• Aim of the exercise:
Find and copy every line in the records that includes the string "murates".

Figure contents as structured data
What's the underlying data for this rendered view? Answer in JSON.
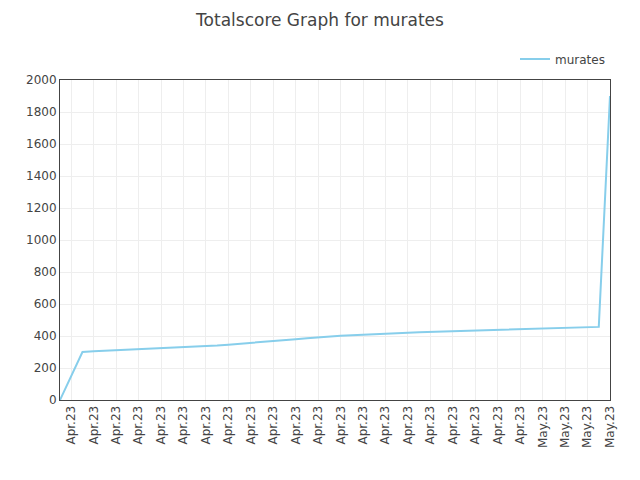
{
  "chart_data": {
    "type": "line",
    "title": "Totalscore Graph for murates",
    "x": [
      0,
      1,
      2,
      3,
      4,
      5,
      6,
      7,
      8,
      9,
      10,
      11,
      12,
      13,
      14,
      15,
      16,
      17,
      18,
      19,
      20,
      21,
      22,
      23,
      24,
      25,
      26,
      27,
      28,
      29,
      30,
      31,
      32,
      33,
      34,
      35,
      36,
      37,
      38,
      39,
      40,
      41,
      42,
      43,
      44,
      45,
      46,
      47,
      48,
      49
    ],
    "series": [
      {
        "name": "murates",
        "color": "#87CEEB",
        "values": [
          0,
          150,
          300,
          305,
          308,
          311,
          314,
          317,
          320,
          323,
          326,
          330,
          333,
          337,
          341,
          346,
          351,
          357,
          363,
          368,
          374,
          380,
          386,
          392,
          397,
          401,
          405,
          409,
          413,
          417,
          419,
          421,
          424,
          426,
          428,
          430,
          432,
          434,
          436,
          439,
          441,
          443,
          445,
          447,
          449,
          451,
          453,
          455,
          457,
          1900
        ]
      }
    ],
    "xlim": [
      0,
      49
    ],
    "xticks": [
      {
        "value": 1,
        "label": "Apr.23"
      },
      {
        "value": 3,
        "label": "Apr.23"
      },
      {
        "value": 5,
        "label": "Apr.23"
      },
      {
        "value": 7,
        "label": "Apr.23"
      },
      {
        "value": 9,
        "label": "Apr.23"
      },
      {
        "value": 11,
        "label": "Apr.23"
      },
      {
        "value": 13,
        "label": "Apr.23"
      },
      {
        "value": 15,
        "label": "Apr.23"
      },
      {
        "value": 17,
        "label": "Apr.23"
      },
      {
        "value": 19,
        "label": "Apr.23"
      },
      {
        "value": 21,
        "label": "Apr.23"
      },
      {
        "value": 23,
        "label": "Apr.23"
      },
      {
        "value": 25,
        "label": "Apr.23"
      },
      {
        "value": 27,
        "label": "Apr.23"
      },
      {
        "value": 29,
        "label": "Apr.23"
      },
      {
        "value": 31,
        "label": "Apr.23"
      },
      {
        "value": 33,
        "label": "Apr.23"
      },
      {
        "value": 35,
        "label": "Apr.23"
      },
      {
        "value": 37,
        "label": "Apr.23"
      },
      {
        "value": 39,
        "label": "Apr.23"
      },
      {
        "value": 41,
        "label": "Apr.23"
      },
      {
        "value": 43,
        "label": "May.23"
      },
      {
        "value": 45,
        "label": "May.23"
      },
      {
        "value": 47,
        "label": "May.23"
      },
      {
        "value": 49,
        "label": "May.23"
      }
    ],
    "ylim": [
      0,
      2000
    ],
    "yticks": [
      0,
      200,
      400,
      600,
      800,
      1000,
      1200,
      1400,
      1600,
      1800,
      2000
    ],
    "grid": true,
    "legend": "upper right"
  }
}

• Exercise solution:
    "title": "Totalscore Graph for murates",
        "name": "murates",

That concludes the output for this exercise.